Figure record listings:
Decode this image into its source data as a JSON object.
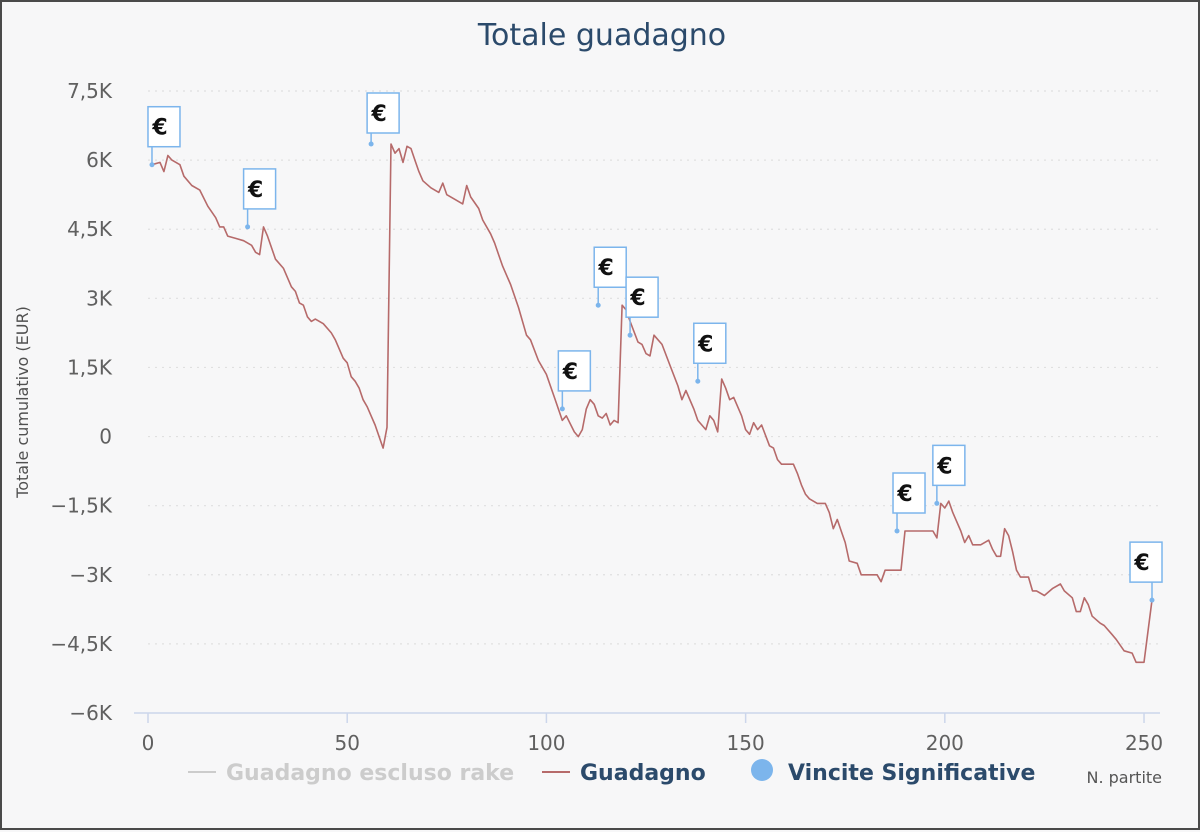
{
  "chart_data": {
    "type": "line",
    "title": "Totale guadagno",
    "ylabel": "Totale cumulativo (EUR)",
    "xlabel": "N. partite",
    "xlim": [
      0,
      252
    ],
    "ylim": [
      -6000,
      7500
    ],
    "x_ticks": [
      0,
      50,
      100,
      150,
      200,
      250
    ],
    "x_tick_labels": [
      "0",
      "50",
      "100",
      "150",
      "200",
      "250"
    ],
    "y_ticks": [
      7500,
      6000,
      4500,
      3000,
      1500,
      0,
      -1500,
      -3000,
      -4500,
      -6000
    ],
    "y_tick_labels": [
      "7,5K",
      "6K",
      "4,5K",
      "3K",
      "1,5K",
      "0",
      "−1,5K",
      "−3K",
      "−4,5K",
      "−6K"
    ],
    "grid": "horizontal dotted",
    "legend_position": "bottom",
    "series": [
      {
        "name": "Guadagno escluso rake",
        "color": "#cccccc",
        "hidden": true,
        "points": []
      },
      {
        "name": "Guadagno",
        "color": "#b66a6a",
        "points": [
          [
            1,
            5900
          ],
          [
            3,
            5950
          ],
          [
            4,
            5750
          ],
          [
            5,
            6100
          ],
          [
            6,
            6000
          ],
          [
            8,
            5900
          ],
          [
            9,
            5650
          ],
          [
            11,
            5450
          ],
          [
            13,
            5350
          ],
          [
            15,
            5000
          ],
          [
            17,
            4750
          ],
          [
            18,
            4550
          ],
          [
            19,
            4550
          ],
          [
            20,
            4350
          ],
          [
            22,
            4300
          ],
          [
            24,
            4250
          ],
          [
            26,
            4150
          ],
          [
            27,
            4000
          ],
          [
            28,
            3950
          ],
          [
            29,
            4550
          ],
          [
            30,
            4350
          ],
          [
            32,
            3850
          ],
          [
            34,
            3650
          ],
          [
            36,
            3250
          ],
          [
            37,
            3150
          ],
          [
            38,
            2900
          ],
          [
            39,
            2850
          ],
          [
            40,
            2600
          ],
          [
            41,
            2500
          ],
          [
            42,
            2550
          ],
          [
            44,
            2450
          ],
          [
            46,
            2250
          ],
          [
            47,
            2100
          ],
          [
            49,
            1700
          ],
          [
            50,
            1600
          ],
          [
            51,
            1300
          ],
          [
            52,
            1200
          ],
          [
            53,
            1050
          ],
          [
            54,
            800
          ],
          [
            55,
            650
          ],
          [
            56,
            450
          ],
          [
            57,
            250
          ],
          [
            58,
            0
          ],
          [
            59,
            -250
          ],
          [
            60,
            200
          ],
          [
            61,
            6350
          ],
          [
            62,
            6150
          ],
          [
            63,
            6250
          ],
          [
            64,
            5950
          ],
          [
            65,
            6300
          ],
          [
            66,
            6250
          ],
          [
            67,
            6000
          ],
          [
            68,
            5750
          ],
          [
            69,
            5550
          ],
          [
            71,
            5400
          ],
          [
            73,
            5300
          ],
          [
            74,
            5500
          ],
          [
            75,
            5250
          ],
          [
            77,
            5150
          ],
          [
            79,
            5050
          ],
          [
            80,
            5450
          ],
          [
            81,
            5200
          ],
          [
            83,
            4950
          ],
          [
            84,
            4700
          ],
          [
            86,
            4400
          ],
          [
            87,
            4200
          ],
          [
            88,
            3950
          ],
          [
            89,
            3700
          ],
          [
            91,
            3300
          ],
          [
            93,
            2800
          ],
          [
            95,
            2200
          ],
          [
            96,
            2100
          ],
          [
            98,
            1650
          ],
          [
            100,
            1350
          ],
          [
            102,
            850
          ],
          [
            104,
            350
          ],
          [
            105,
            450
          ],
          [
            107,
            100
          ],
          [
            108,
            0
          ],
          [
            109,
            150
          ],
          [
            110,
            600
          ],
          [
            111,
            800
          ],
          [
            112,
            700
          ],
          [
            113,
            450
          ],
          [
            114,
            400
          ],
          [
            115,
            500
          ],
          [
            116,
            250
          ],
          [
            117,
            350
          ],
          [
            118,
            300
          ],
          [
            119,
            2850
          ],
          [
            120,
            2750
          ],
          [
            121,
            2500
          ],
          [
            123,
            2050
          ],
          [
            124,
            2000
          ],
          [
            125,
            1800
          ],
          [
            126,
            1750
          ],
          [
            127,
            2200
          ],
          [
            129,
            2000
          ],
          [
            131,
            1550
          ],
          [
            133,
            1100
          ],
          [
            134,
            800
          ],
          [
            135,
            1000
          ],
          [
            137,
            600
          ],
          [
            138,
            350
          ],
          [
            140,
            150
          ],
          [
            141,
            450
          ],
          [
            142,
            350
          ],
          [
            143,
            100
          ],
          [
            144,
            1250
          ],
          [
            145,
            1050
          ],
          [
            146,
            800
          ],
          [
            147,
            850
          ],
          [
            149,
            450
          ],
          [
            150,
            150
          ],
          [
            151,
            50
          ],
          [
            152,
            300
          ],
          [
            153,
            150
          ],
          [
            154,
            250
          ],
          [
            156,
            -200
          ],
          [
            157,
            -250
          ],
          [
            158,
            -500
          ],
          [
            159,
            -600
          ],
          [
            162,
            -600
          ],
          [
            163,
            -800
          ],
          [
            164,
            -1050
          ],
          [
            165,
            -1250
          ],
          [
            166,
            -1350
          ],
          [
            168,
            -1450
          ],
          [
            170,
            -1450
          ],
          [
            171,
            -1650
          ],
          [
            172,
            -2000
          ],
          [
            173,
            -1800
          ],
          [
            174,
            -2050
          ],
          [
            175,
            -2300
          ],
          [
            176,
            -2700
          ],
          [
            178,
            -2750
          ],
          [
            179,
            -3000
          ],
          [
            183,
            -3000
          ],
          [
            184,
            -3150
          ],
          [
            185,
            -2900
          ],
          [
            189,
            -2900
          ],
          [
            190,
            -2050
          ],
          [
            197,
            -2050
          ],
          [
            198,
            -2200
          ],
          [
            199,
            -1450
          ],
          [
            200,
            -1550
          ],
          [
            201,
            -1400
          ],
          [
            202,
            -1650
          ],
          [
            203,
            -1850
          ],
          [
            204,
            -2050
          ],
          [
            205,
            -2300
          ],
          [
            206,
            -2150
          ],
          [
            207,
            -2350
          ],
          [
            209,
            -2350
          ],
          [
            211,
            -2250
          ],
          [
            212,
            -2450
          ],
          [
            213,
            -2600
          ],
          [
            214,
            -2600
          ],
          [
            215,
            -2000
          ],
          [
            216,
            -2150
          ],
          [
            217,
            -2500
          ],
          [
            218,
            -2900
          ],
          [
            219,
            -3050
          ],
          [
            221,
            -3050
          ],
          [
            222,
            -3350
          ],
          [
            223,
            -3350
          ],
          [
            225,
            -3450
          ],
          [
            227,
            -3300
          ],
          [
            229,
            -3200
          ],
          [
            230,
            -3350
          ],
          [
            232,
            -3500
          ],
          [
            233,
            -3800
          ],
          [
            234,
            -3800
          ],
          [
            235,
            -3500
          ],
          [
            236,
            -3650
          ],
          [
            237,
            -3900
          ],
          [
            239,
            -4050
          ],
          [
            240,
            -4100
          ],
          [
            242,
            -4300
          ],
          [
            243,
            -4400
          ],
          [
            245,
            -4650
          ],
          [
            247,
            -4700
          ],
          [
            248,
            -4900
          ],
          [
            250,
            -4900
          ],
          [
            252,
            -3550
          ]
        ]
      },
      {
        "name": "Vincite Significative",
        "color": "#7cb5ec",
        "marker": "€",
        "points": [
          [
            1,
            5900
          ],
          [
            25,
            4550
          ],
          [
            56,
            6350
          ],
          [
            104,
            600
          ],
          [
            113,
            2850
          ],
          [
            121,
            2200
          ],
          [
            138,
            1200
          ],
          [
            188,
            -2050
          ],
          [
            198,
            -1450
          ],
          [
            252,
            -3550
          ]
        ]
      }
    ]
  }
}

Exercise goal: Show the lines where the word "Totale" appears in the entries.

Final answer:
    "title": "Totale guadagno",
    "ylabel": "Totale cumulativo (EUR)",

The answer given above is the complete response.